• WHAT YOU WILL DO:
Work out the number of lines in the records that include the word "zero"; reply with that number alone.

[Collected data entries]
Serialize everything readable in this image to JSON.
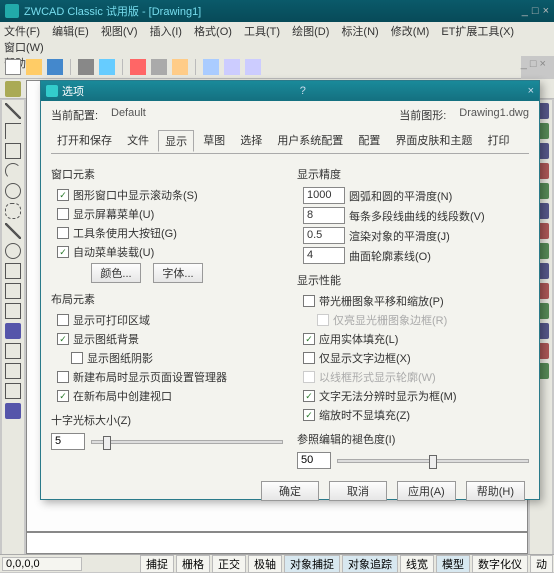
{
  "app": {
    "title": "ZWCAD Classic 试用版 - [Drawing1]"
  },
  "menu": {
    "items": [
      "文件(F)",
      "编辑(E)",
      "视图(V)",
      "插入(I)",
      "格式(O)",
      "工具(T)",
      "绘图(D)",
      "标注(N)",
      "修改(M)",
      "ET扩展工具(X)",
      "窗口(W)",
      "帮助(H)"
    ]
  },
  "statusbar": {
    "coord": "0,0,0,0",
    "buttons": [
      "捕捉",
      "栅格",
      "正交",
      "极轴",
      "对象捕捉",
      "对象追踪",
      "线宽",
      "模型",
      "数字化仪",
      "动"
    ]
  },
  "dialog": {
    "title": "选项",
    "profile_label": "当前配置:",
    "profile_value": "Default",
    "drawing_label": "当前图形:",
    "drawing_value": "Drawing1.dwg",
    "tabs": [
      "打开和保存",
      "文件",
      "显示",
      "草图",
      "选择",
      "用户系统配置",
      "配置",
      "界面皮肤和主题",
      "打印"
    ],
    "active_tab": "显示",
    "window_elements": {
      "title": "窗口元素",
      "scrollbar": "图形窗口中显示滚动条(S)",
      "screenmenu": "显示屏幕菜单(U)",
      "largebtn": "工具条使用大按钮(G)",
      "automenu": "自动菜单装载(U)",
      "color_btn": "颜色...",
      "font_btn": "字体..."
    },
    "layout_elements": {
      "title": "布局元素",
      "printable": "显示可打印区域",
      "paperbg": "显示图纸背景",
      "papershadow": "显示图纸阴影",
      "pagesetup": "新建布局时显示页面设置管理器",
      "viewport": "在新布局中创建视口"
    },
    "crosshair": {
      "title": "十字光标大小(Z)",
      "value": "5"
    },
    "display_precision": {
      "title": "显示精度",
      "arc_smooth_val": "1000",
      "arc_smooth": "圆弧和圆的平滑度(N)",
      "seg_val": "8",
      "seg": "每条多段线曲线的线段数(V)",
      "render_val": "0.5",
      "render": "渲染对象的平滑度(J)",
      "contour_val": "4",
      "contour": "曲面轮廓素线(O)"
    },
    "display_performance": {
      "title": "显示性能",
      "pan_raster": "带光栅图象平移和缩放(P)",
      "highlight_frame": "仅亮显光栅图象边框(R)",
      "solid_fill": "应用实体填充(L)",
      "text_frame": "仅显示文字边框(X)",
      "wireframe": "以线框形式显示轮廓(W)",
      "micro_text": "文字无法分辨时显示为框(M)",
      "zoom_nofill": "缩放时不显填充(Z)"
    },
    "fade": {
      "title": "参照编辑的褪色度(I)",
      "value": "50"
    },
    "buttons": {
      "ok": "确定",
      "cancel": "取消",
      "apply": "应用(A)",
      "help": "帮助(H)"
    }
  }
}
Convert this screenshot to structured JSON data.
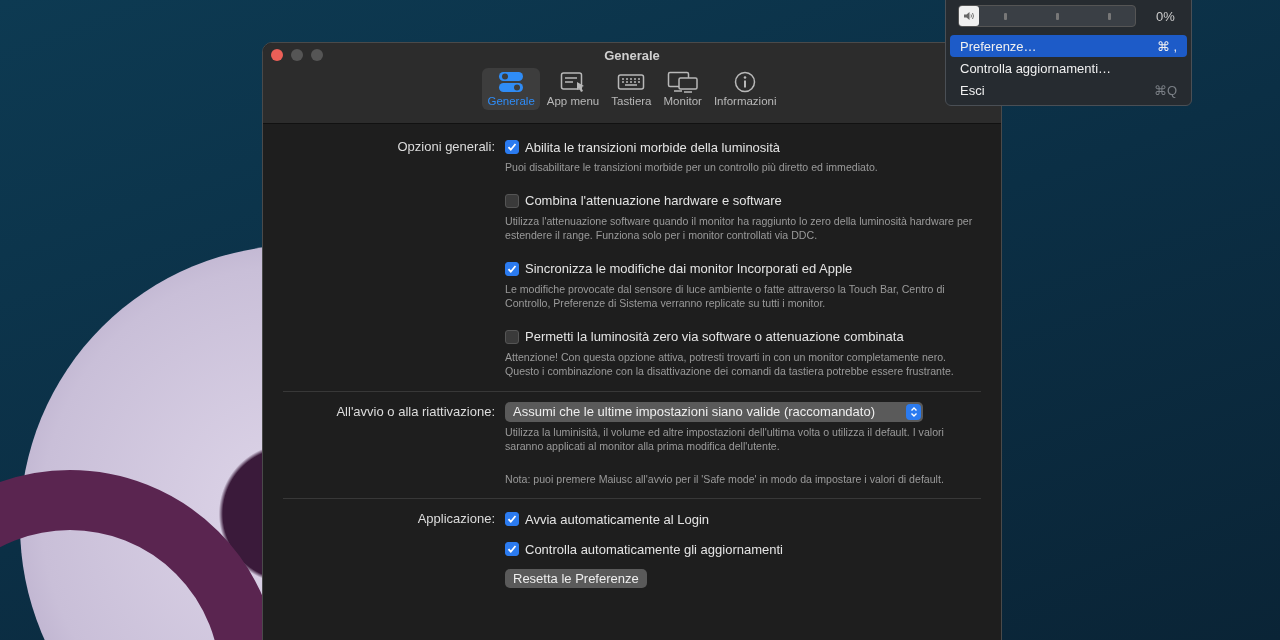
{
  "menu": {
    "volume": {
      "level": 0,
      "reading": "0%"
    },
    "items": [
      {
        "label": "Preferenze…",
        "shortcut": "⌘ ,",
        "selected": true
      },
      {
        "label": "Controlla aggiornamenti…",
        "selected": false
      },
      {
        "label": "Esci",
        "shortcut": "⌘Q",
        "selected": false
      }
    ]
  },
  "window": {
    "title": "Generale"
  },
  "toolbar": [
    {
      "label": "Generale",
      "selected": true
    },
    {
      "label": "App menu",
      "selected": false
    },
    {
      "label": "Tastiera",
      "selected": false
    },
    {
      "label": "Monitor",
      "selected": false
    },
    {
      "label": "Informazioni",
      "selected": false
    }
  ],
  "sections": [
    {
      "label": "Opzioni generali:",
      "items": [
        {
          "kind": "checkbox",
          "label": "Abilita le transizioni morbide della luminosità",
          "checked": true,
          "description": "Puoi disabilitare le transizioni morbide per un controllo più diretto ed immediato."
        },
        {
          "kind": "checkbox",
          "label": "Combina l'attenuazione hardware e software",
          "checked": false,
          "description": "Utilizza l'attenuazione software quando il monitor ha raggiunto lo zero della luminosità hardware per estendere il range. Funziona solo per i monitor controllati via DDC."
        },
        {
          "kind": "checkbox",
          "label": "Sincronizza le modifiche dai monitor Incorporati ed Apple",
          "checked": true,
          "description": "Le modifiche provocate dal sensore di luce ambiente o fatte attraverso la Touch Bar, Centro di Controllo, Preferenze di Sistema verranno replicate su tutti i monitor."
        },
        {
          "kind": "checkbox",
          "label": "Permetti la luminosità zero via software o attenuazione combinata",
          "checked": false,
          "description": "Attenzione! Con questa opzione attiva, potresti trovarti in con un monitor completamente nero. Questo i combinazione con la disattivazione dei comandi da tastiera potrebbe essere frustrante."
        }
      ]
    },
    {
      "label": "All'avvio o alla riattivazione:",
      "items": [
        {
          "kind": "popup",
          "value": "Assumi che le ultime impostazioni siano valide (raccomandato)",
          "description": "Utilizza la luminisità, il volume ed altre impostazioni dell'ultima volta o utilizza il default. I valori saranno applicati al monitor alla prima modifica dell'utente.",
          "note": "Nota: puoi premere Maiusc all'avvio per il 'Safe mode' in modo da impostare i valori di default."
        }
      ]
    },
    {
      "label": "Applicazione:",
      "items": [
        {
          "kind": "checkbox",
          "label": "Avvia automaticamente al Login",
          "checked": true
        },
        {
          "kind": "checkbox",
          "label": "Controlla automaticamente gli aggiornamenti",
          "checked": true
        },
        {
          "kind": "button",
          "label": "Resetta le Preferenze"
        }
      ]
    }
  ]
}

• EXPECTED ANSWER:
2